=== Material shown ===

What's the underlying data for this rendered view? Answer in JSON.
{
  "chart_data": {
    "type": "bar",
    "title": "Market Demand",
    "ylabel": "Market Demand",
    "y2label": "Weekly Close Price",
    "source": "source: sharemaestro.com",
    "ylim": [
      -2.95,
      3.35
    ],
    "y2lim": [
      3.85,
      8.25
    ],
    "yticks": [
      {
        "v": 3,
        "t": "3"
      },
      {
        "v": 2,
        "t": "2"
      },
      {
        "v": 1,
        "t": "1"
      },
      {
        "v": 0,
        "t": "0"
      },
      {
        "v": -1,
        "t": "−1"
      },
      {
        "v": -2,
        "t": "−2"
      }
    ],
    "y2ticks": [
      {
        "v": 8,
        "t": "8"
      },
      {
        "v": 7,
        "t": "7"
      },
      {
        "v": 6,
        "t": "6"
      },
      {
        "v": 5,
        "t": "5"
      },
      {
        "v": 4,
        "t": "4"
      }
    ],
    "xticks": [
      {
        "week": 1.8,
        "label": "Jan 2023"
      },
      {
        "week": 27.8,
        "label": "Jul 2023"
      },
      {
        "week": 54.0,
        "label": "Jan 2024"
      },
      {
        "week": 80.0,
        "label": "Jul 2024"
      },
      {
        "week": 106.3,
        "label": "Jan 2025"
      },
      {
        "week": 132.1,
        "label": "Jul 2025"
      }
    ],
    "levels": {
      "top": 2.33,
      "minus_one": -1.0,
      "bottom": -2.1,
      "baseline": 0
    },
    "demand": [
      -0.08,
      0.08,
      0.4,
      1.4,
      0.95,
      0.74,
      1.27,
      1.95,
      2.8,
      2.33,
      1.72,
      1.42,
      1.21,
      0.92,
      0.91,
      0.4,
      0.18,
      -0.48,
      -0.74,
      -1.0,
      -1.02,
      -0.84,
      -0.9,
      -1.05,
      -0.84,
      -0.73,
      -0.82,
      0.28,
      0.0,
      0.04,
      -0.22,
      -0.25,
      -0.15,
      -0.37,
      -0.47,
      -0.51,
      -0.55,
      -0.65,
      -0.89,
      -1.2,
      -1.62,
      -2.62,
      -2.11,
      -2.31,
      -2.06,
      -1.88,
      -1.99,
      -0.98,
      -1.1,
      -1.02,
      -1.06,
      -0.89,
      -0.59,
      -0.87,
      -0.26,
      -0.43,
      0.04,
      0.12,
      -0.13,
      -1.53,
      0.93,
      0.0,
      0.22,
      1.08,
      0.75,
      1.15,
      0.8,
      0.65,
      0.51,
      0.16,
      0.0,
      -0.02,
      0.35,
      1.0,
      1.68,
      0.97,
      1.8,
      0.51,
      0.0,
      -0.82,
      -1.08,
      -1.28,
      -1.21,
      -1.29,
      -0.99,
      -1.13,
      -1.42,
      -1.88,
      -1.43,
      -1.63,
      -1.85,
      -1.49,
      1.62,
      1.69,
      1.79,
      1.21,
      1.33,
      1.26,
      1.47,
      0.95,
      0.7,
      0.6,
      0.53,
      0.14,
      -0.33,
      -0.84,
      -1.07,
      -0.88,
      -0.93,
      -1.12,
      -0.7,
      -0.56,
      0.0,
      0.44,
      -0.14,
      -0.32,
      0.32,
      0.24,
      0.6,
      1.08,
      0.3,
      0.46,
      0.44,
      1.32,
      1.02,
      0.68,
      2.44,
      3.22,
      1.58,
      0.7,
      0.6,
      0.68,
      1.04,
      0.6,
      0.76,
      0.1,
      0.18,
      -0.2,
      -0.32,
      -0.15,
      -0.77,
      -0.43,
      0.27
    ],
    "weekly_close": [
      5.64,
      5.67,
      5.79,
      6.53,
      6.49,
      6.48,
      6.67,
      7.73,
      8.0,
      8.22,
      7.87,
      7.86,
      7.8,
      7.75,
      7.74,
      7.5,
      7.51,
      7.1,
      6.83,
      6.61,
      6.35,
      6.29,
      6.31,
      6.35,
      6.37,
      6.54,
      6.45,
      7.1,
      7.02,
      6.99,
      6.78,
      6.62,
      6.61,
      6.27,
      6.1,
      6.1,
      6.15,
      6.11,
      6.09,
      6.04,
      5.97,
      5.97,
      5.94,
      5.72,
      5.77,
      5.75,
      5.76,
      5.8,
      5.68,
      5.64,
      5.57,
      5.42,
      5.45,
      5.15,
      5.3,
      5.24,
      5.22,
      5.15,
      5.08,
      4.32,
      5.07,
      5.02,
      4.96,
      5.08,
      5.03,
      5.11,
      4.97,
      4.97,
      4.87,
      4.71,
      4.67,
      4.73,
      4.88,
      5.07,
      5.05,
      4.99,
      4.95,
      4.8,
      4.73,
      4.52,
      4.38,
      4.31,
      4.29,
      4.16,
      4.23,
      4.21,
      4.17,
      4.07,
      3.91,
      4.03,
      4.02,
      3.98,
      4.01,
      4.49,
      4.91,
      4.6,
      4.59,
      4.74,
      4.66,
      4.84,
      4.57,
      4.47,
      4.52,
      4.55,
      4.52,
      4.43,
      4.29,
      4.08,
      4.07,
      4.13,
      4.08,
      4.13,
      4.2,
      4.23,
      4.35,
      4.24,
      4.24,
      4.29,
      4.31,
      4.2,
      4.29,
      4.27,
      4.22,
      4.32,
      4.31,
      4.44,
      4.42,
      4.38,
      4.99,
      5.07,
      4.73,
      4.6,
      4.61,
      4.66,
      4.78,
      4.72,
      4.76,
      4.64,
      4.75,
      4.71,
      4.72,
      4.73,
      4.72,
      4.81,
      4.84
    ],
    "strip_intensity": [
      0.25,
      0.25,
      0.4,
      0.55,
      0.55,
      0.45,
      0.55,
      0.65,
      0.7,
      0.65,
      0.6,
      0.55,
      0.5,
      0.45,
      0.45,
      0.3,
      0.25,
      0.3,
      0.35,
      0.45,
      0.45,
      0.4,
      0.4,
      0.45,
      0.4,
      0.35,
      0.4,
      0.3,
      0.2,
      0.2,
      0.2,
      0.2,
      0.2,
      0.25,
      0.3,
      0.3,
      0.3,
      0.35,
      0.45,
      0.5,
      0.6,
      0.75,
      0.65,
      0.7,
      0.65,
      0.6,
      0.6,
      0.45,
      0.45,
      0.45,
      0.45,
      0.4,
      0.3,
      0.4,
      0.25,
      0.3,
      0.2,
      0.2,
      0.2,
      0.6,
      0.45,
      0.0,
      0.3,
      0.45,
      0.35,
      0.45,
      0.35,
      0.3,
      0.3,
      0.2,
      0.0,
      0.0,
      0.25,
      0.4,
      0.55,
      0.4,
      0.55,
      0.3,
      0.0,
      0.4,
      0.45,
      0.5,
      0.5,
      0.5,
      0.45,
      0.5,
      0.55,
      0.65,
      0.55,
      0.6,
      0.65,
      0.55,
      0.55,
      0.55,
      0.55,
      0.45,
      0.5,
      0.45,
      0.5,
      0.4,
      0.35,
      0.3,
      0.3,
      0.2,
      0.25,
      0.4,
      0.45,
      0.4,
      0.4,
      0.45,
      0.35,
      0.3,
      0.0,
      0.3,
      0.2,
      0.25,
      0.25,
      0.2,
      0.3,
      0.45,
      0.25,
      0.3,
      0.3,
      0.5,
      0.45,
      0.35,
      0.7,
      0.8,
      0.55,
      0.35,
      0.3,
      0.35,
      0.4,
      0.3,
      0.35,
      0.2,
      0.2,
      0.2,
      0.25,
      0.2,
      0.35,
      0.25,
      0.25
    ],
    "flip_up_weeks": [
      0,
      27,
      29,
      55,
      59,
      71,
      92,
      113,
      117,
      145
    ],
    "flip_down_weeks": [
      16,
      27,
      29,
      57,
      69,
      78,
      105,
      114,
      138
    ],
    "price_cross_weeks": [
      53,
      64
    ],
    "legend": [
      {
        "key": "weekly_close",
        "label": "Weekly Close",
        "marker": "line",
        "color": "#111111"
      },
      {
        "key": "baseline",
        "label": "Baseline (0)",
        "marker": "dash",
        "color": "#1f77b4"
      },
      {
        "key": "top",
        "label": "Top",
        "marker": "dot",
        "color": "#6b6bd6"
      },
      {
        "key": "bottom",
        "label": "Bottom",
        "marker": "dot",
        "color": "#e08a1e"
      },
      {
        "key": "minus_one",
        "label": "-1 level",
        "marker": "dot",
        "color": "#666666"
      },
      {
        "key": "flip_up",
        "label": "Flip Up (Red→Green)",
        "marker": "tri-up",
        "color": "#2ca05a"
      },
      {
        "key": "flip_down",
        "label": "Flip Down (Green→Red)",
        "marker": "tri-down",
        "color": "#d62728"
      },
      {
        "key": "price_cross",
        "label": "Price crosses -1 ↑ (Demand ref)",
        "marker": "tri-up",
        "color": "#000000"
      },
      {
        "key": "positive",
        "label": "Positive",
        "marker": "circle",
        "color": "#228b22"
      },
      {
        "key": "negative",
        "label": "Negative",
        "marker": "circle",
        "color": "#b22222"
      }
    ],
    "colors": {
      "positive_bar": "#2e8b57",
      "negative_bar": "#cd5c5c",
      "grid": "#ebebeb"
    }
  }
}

===

## [Requirements]
Using the listing above, list every line in which the string "Green" occurs.

## [Task answer]
        "label": "Flip Up (Red→Green)",
        "label": "Flip Down (Green→Red)",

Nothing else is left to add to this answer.